Figure record listings =>
━━━

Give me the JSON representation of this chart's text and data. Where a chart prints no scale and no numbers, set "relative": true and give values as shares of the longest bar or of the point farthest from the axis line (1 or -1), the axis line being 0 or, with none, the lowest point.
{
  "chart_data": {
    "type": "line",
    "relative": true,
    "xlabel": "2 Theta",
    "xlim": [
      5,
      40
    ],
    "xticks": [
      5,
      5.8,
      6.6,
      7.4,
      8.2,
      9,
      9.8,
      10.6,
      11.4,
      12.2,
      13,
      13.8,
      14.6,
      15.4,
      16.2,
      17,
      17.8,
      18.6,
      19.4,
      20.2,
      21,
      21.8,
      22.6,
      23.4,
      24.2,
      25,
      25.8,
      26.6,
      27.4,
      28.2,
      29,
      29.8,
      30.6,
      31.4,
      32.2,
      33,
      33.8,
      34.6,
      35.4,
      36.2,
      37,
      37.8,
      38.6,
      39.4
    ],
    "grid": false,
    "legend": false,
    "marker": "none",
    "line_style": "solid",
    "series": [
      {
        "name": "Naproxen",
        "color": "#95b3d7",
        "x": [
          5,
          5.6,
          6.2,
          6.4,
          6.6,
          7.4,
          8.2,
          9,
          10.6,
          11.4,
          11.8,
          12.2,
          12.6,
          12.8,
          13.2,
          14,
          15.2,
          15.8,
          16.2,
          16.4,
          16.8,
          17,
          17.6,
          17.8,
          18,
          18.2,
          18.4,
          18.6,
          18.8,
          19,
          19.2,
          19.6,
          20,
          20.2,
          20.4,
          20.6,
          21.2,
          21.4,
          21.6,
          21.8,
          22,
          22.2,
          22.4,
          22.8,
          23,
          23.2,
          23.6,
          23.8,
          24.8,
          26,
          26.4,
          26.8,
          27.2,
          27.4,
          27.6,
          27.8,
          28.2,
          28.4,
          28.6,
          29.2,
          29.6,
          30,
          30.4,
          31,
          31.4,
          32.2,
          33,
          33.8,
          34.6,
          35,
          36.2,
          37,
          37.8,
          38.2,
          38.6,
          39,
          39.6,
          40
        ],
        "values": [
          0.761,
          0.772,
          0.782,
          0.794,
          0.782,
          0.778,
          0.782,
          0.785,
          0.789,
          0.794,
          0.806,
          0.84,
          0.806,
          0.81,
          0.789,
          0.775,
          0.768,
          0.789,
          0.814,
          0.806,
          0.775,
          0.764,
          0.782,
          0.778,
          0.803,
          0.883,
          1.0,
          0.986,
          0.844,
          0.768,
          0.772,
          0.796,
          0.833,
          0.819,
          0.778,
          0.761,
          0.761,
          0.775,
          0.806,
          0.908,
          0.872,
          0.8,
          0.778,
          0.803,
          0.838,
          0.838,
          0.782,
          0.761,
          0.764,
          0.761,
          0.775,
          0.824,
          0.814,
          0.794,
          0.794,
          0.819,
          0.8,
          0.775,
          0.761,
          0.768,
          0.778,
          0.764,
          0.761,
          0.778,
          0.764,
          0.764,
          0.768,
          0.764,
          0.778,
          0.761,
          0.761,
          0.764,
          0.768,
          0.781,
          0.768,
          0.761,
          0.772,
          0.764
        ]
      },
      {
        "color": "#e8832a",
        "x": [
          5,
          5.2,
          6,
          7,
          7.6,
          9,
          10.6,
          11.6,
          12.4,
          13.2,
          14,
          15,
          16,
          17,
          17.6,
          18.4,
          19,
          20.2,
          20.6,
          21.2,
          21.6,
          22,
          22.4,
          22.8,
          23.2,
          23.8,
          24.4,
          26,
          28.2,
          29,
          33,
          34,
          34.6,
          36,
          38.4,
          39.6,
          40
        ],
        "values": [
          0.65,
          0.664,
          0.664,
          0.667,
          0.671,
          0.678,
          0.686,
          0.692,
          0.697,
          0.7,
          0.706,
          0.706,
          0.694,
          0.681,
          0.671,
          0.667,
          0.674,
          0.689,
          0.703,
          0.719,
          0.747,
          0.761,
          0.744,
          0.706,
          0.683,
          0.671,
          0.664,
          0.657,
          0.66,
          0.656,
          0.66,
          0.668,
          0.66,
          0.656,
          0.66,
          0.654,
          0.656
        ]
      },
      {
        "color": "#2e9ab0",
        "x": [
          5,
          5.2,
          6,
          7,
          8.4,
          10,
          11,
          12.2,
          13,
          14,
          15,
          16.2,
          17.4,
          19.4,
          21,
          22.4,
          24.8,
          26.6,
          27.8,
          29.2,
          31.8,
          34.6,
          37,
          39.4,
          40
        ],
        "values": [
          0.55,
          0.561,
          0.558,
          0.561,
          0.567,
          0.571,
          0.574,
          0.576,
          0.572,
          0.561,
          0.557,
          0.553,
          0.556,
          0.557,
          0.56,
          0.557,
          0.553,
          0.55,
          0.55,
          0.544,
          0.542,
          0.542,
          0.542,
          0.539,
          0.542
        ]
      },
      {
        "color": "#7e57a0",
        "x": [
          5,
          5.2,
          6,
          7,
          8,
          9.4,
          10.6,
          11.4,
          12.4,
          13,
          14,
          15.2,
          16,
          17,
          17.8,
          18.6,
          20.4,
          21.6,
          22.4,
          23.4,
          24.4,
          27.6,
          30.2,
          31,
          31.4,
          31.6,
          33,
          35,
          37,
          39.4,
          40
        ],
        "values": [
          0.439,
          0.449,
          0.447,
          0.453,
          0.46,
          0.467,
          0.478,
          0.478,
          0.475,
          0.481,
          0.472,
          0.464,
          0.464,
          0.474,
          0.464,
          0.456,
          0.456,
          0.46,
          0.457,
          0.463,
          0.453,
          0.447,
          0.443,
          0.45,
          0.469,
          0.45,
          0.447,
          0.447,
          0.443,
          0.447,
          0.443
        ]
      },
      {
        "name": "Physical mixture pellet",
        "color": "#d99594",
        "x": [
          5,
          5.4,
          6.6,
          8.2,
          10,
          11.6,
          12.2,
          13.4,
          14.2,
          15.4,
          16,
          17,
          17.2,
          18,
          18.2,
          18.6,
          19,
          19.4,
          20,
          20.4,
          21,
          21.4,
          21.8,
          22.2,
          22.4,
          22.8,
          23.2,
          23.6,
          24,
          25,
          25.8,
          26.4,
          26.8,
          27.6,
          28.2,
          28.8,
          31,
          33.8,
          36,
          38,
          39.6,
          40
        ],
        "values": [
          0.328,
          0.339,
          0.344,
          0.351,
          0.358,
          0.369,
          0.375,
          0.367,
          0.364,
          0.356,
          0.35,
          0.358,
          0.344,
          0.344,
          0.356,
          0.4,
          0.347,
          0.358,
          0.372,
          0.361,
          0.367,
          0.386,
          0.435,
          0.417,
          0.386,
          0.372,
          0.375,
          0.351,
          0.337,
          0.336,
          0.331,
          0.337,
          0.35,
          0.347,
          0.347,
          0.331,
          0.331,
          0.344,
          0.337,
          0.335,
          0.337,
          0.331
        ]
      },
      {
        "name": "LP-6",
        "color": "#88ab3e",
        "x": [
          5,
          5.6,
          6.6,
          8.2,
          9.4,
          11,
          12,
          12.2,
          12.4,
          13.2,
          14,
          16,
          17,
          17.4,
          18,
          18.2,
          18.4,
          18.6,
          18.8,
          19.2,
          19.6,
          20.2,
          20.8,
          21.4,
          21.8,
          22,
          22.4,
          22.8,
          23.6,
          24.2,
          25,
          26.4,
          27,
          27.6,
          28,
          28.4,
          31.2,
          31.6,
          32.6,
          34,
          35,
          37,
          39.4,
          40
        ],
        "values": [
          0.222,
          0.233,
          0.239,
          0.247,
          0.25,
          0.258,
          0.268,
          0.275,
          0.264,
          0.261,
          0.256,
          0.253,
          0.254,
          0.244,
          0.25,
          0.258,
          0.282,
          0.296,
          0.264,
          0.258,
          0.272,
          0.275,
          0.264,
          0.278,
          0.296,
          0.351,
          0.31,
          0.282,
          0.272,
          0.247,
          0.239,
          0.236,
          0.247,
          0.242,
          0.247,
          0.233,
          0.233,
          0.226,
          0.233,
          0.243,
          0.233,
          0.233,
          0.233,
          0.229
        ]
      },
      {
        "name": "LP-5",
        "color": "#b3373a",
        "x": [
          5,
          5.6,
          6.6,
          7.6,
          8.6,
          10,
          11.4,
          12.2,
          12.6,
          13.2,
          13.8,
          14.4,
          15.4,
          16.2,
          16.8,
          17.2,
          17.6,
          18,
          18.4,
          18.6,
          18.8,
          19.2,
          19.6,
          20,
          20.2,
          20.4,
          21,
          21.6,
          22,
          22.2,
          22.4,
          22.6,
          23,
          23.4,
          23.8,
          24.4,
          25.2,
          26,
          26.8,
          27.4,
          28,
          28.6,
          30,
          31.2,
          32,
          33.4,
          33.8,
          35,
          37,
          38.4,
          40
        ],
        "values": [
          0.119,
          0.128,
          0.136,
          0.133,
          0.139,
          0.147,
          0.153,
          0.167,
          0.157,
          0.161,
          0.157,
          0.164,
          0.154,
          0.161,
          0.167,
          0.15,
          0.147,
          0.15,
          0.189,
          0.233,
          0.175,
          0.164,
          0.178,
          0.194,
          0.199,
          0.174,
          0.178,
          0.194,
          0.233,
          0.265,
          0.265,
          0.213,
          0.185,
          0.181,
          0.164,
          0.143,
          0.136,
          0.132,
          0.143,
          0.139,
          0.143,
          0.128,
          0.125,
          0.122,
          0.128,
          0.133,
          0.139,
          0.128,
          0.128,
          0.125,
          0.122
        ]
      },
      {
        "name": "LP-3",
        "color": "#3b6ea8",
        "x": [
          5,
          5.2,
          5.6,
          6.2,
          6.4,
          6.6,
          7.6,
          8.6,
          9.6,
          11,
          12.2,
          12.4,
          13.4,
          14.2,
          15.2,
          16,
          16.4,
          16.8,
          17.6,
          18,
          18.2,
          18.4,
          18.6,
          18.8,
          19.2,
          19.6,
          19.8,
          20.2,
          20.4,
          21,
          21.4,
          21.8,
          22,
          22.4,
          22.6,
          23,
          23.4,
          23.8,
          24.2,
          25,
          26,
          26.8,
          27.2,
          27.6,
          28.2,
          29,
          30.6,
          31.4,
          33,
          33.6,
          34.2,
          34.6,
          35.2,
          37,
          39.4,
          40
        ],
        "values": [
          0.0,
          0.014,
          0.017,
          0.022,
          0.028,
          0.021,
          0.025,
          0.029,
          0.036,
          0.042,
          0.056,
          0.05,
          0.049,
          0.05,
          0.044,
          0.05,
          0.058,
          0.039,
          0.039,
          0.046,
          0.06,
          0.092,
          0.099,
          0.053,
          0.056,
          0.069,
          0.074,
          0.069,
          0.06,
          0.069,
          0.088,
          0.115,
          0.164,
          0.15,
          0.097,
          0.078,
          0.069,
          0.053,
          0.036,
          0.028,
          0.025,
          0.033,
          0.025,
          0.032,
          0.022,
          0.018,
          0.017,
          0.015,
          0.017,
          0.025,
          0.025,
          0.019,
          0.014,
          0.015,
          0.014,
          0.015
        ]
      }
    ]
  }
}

━━━

Exercise objective => From the entries above, copy each line holding "none".

Answer for the task =>
Give me the JSON representation of this chart's text and data. Where a chart prints no scale and no numbers, set "relative": true and give values as shares of the longest bar or of the point farthest from the axis line (1 or -1), the axis line being 0 or, with none, the lowest point.
    "marker": "none",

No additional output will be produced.